---------- Available records

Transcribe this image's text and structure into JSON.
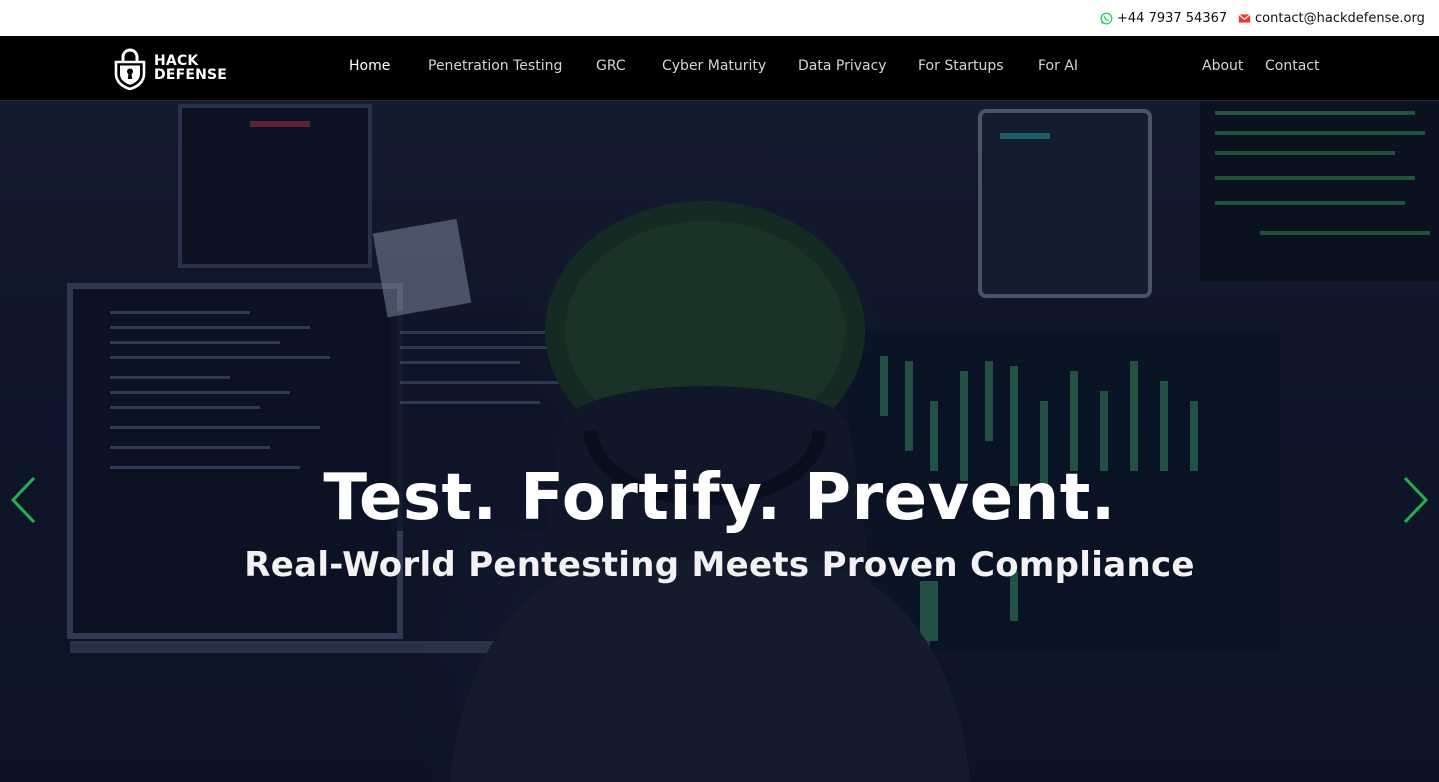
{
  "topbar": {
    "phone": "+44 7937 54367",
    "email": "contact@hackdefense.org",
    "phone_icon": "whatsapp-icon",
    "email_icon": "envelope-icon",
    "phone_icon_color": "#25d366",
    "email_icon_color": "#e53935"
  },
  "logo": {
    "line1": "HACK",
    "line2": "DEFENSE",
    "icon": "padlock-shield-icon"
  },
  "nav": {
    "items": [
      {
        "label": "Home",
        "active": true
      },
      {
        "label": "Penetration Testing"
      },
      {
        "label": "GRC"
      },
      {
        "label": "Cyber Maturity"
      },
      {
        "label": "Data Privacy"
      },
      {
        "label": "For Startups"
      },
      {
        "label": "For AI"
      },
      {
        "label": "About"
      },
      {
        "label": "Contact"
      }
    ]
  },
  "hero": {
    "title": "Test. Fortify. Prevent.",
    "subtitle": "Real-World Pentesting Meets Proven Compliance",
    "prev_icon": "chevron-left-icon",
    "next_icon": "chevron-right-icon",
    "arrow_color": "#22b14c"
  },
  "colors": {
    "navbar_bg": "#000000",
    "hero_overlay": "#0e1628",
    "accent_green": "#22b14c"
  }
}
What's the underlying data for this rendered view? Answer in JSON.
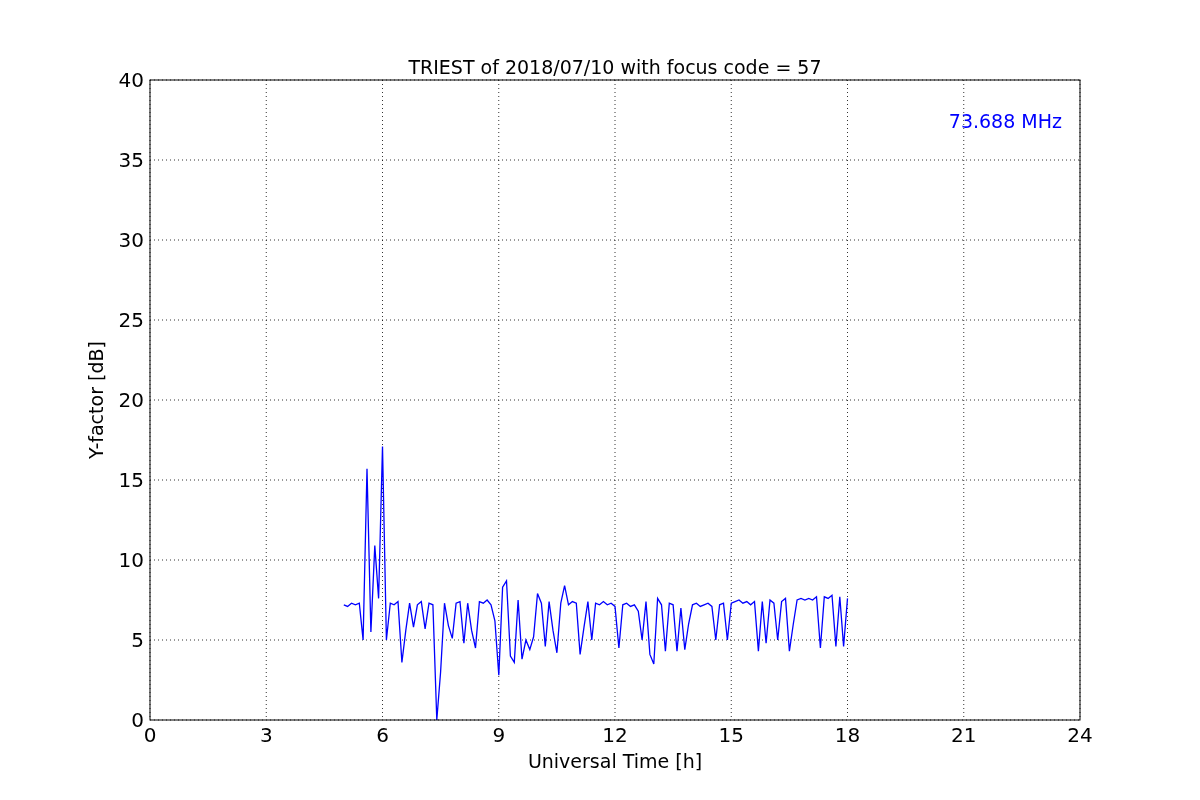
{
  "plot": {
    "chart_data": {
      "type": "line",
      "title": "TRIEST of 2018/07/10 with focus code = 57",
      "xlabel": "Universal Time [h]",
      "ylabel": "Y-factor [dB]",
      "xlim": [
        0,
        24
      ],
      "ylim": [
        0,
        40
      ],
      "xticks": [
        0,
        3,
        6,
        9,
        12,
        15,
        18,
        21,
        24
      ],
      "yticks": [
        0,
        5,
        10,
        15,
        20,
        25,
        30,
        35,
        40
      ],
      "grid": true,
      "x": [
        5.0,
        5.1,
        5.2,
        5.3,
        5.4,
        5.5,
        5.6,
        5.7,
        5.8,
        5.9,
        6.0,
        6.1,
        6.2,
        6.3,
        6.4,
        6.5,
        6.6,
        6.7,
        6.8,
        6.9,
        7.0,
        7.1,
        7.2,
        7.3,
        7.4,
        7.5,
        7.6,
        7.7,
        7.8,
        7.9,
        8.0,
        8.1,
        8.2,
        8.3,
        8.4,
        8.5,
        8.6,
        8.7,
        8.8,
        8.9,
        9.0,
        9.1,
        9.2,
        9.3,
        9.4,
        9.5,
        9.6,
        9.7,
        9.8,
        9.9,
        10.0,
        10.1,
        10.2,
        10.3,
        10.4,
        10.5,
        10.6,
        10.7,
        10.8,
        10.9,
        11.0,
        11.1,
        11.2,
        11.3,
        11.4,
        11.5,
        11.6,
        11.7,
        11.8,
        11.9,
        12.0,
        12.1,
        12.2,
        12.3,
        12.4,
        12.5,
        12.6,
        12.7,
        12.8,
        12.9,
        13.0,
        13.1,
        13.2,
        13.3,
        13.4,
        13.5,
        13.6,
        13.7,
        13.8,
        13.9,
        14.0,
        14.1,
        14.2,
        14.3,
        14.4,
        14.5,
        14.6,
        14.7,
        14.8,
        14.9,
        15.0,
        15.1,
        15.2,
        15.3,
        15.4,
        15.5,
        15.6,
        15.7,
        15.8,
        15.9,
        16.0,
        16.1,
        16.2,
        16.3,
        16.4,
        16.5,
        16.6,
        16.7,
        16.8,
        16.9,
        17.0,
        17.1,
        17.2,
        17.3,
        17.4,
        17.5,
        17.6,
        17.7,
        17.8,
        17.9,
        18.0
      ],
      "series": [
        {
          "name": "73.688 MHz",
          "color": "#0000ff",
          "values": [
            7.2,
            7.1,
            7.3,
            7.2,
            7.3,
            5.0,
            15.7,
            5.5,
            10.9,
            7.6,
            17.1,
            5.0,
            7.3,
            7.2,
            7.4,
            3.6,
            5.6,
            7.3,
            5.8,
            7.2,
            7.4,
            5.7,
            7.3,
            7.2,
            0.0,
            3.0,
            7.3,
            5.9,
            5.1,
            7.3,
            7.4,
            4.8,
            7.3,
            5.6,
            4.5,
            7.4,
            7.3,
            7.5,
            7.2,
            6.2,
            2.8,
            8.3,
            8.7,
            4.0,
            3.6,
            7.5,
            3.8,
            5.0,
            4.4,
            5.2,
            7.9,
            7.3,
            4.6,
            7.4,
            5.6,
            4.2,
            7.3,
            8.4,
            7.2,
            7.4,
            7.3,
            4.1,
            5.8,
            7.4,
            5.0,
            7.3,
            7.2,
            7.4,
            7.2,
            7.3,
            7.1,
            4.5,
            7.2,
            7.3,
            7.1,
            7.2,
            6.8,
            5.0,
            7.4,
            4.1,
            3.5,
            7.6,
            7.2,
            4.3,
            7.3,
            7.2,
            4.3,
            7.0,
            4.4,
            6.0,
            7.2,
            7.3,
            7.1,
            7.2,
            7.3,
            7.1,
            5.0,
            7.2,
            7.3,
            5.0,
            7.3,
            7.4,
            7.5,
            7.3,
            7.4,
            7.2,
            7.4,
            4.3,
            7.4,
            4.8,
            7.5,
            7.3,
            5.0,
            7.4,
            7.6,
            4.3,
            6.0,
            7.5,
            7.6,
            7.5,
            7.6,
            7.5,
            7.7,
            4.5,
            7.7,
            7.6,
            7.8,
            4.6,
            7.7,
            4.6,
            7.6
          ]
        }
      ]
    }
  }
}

--------------------

What is being asked
Write out each line again precisely as it appears, skipping every picture.

Solved problem
Transcribe this image's text and structure into JSON.
{
  "topbar": {
    "phone": "+44 7937 54367",
    "email": "contact@hackdefense.org",
    "phone_icon": "whatsapp-icon",
    "email_icon": "envelope-icon",
    "phone_icon_color": "#25d366",
    "email_icon_color": "#e53935"
  },
  "logo": {
    "line1": "HACK",
    "line2": "DEFENSE",
    "icon": "padlock-shield-icon"
  },
  "nav": {
    "items": [
      {
        "label": "Home",
        "active": true
      },
      {
        "label": "Penetration Testing"
      },
      {
        "label": "GRC"
      },
      {
        "label": "Cyber Maturity"
      },
      {
        "label": "Data Privacy"
      },
      {
        "label": "For Startups"
      },
      {
        "label": "For AI"
      },
      {
        "label": "About"
      },
      {
        "label": "Contact"
      }
    ]
  },
  "hero": {
    "title": "Test. Fortify. Prevent.",
    "subtitle": "Real-World Pentesting Meets Proven Compliance",
    "prev_icon": "chevron-left-icon",
    "next_icon": "chevron-right-icon",
    "arrow_color": "#22b14c"
  },
  "colors": {
    "navbar_bg": "#000000",
    "hero_overlay": "#0e1628",
    "accent_green": "#22b14c"
  }
}
What's the underlying data for this rendered view? Answer in JSON.
{
  "plot": {
    "chart_data": {
      "type": "line",
      "title": "TRIEST of 2018/07/10 with focus code = 57",
      "xlabel": "Universal Time [h]",
      "ylabel": "Y-factor [dB]",
      "xlim": [
        0,
        24
      ],
      "ylim": [
        0,
        40
      ],
      "xticks": [
        0,
        3,
        6,
        9,
        12,
        15,
        18,
        21,
        24
      ],
      "yticks": [
        0,
        5,
        10,
        15,
        20,
        25,
        30,
        35,
        40
      ],
      "grid": true,
      "x": [
        5.0,
        5.1,
        5.2,
        5.3,
        5.4,
        5.5,
        5.6,
        5.7,
        5.8,
        5.9,
        6.0,
        6.1,
        6.2,
        6.3,
        6.4,
        6.5,
        6.6,
        6.7,
        6.8,
        6.9,
        7.0,
        7.1,
        7.2,
        7.3,
        7.4,
        7.5,
        7.6,
        7.7,
        7.8,
        7.9,
        8.0,
        8.1,
        8.2,
        8.3,
        8.4,
        8.5,
        8.6,
        8.7,
        8.8,
        8.9,
        9.0,
        9.1,
        9.2,
        9.3,
        9.4,
        9.5,
        9.6,
        9.7,
        9.8,
        9.9,
        10.0,
        10.1,
        10.2,
        10.3,
        10.4,
        10.5,
        10.6,
        10.7,
        10.8,
        10.9,
        11.0,
        11.1,
        11.2,
        11.3,
        11.4,
        11.5,
        11.6,
        11.7,
        11.8,
        11.9,
        12.0,
        12.1,
        12.2,
        12.3,
        12.4,
        12.5,
        12.6,
        12.7,
        12.8,
        12.9,
        13.0,
        13.1,
        13.2,
        13.3,
        13.4,
        13.5,
        13.6,
        13.7,
        13.8,
        13.9,
        14.0,
        14.1,
        14.2,
        14.3,
        14.4,
        14.5,
        14.6,
        14.7,
        14.8,
        14.9,
        15.0,
        15.1,
        15.2,
        15.3,
        15.4,
        15.5,
        15.6,
        15.7,
        15.8,
        15.9,
        16.0,
        16.1,
        16.2,
        16.3,
        16.4,
        16.5,
        16.6,
        16.7,
        16.8,
        16.9,
        17.0,
        17.1,
        17.2,
        17.3,
        17.4,
        17.5,
        17.6,
        17.7,
        17.8,
        17.9,
        18.0
      ],
      "series": [
        {
          "name": "73.688 MHz",
          "color": "#0000ff",
          "values": [
            7.2,
            7.1,
            7.3,
            7.2,
            7.3,
            5.0,
            15.7,
            5.5,
            10.9,
            7.6,
            17.1,
            5.0,
            7.3,
            7.2,
            7.4,
            3.6,
            5.6,
            7.3,
            5.8,
            7.2,
            7.4,
            5.7,
            7.3,
            7.2,
            0.0,
            3.0,
            7.3,
            5.9,
            5.1,
            7.3,
            7.4,
            4.8,
            7.3,
            5.6,
            4.5,
            7.4,
            7.3,
            7.5,
            7.2,
            6.2,
            2.8,
            8.3,
            8.7,
            4.0,
            3.6,
            7.5,
            3.8,
            5.0,
            4.4,
            5.2,
            7.9,
            7.3,
            4.6,
            7.4,
            5.6,
            4.2,
            7.3,
            8.4,
            7.2,
            7.4,
            7.3,
            4.1,
            5.8,
            7.4,
            5.0,
            7.3,
            7.2,
            7.4,
            7.2,
            7.3,
            7.1,
            4.5,
            7.2,
            7.3,
            7.1,
            7.2,
            6.8,
            5.0,
            7.4,
            4.1,
            3.5,
            7.6,
            7.2,
            4.3,
            7.3,
            7.2,
            4.3,
            7.0,
            4.4,
            6.0,
            7.2,
            7.3,
            7.1,
            7.2,
            7.3,
            7.1,
            5.0,
            7.2,
            7.3,
            5.0,
            7.3,
            7.4,
            7.5,
            7.3,
            7.4,
            7.2,
            7.4,
            4.3,
            7.4,
            4.8,
            7.5,
            7.3,
            5.0,
            7.4,
            7.6,
            4.3,
            6.0,
            7.5,
            7.6,
            7.5,
            7.6,
            7.5,
            7.7,
            4.5,
            7.7,
            7.6,
            7.8,
            4.6,
            7.7,
            4.6,
            7.6
          ]
        }
      ]
    }
  }
}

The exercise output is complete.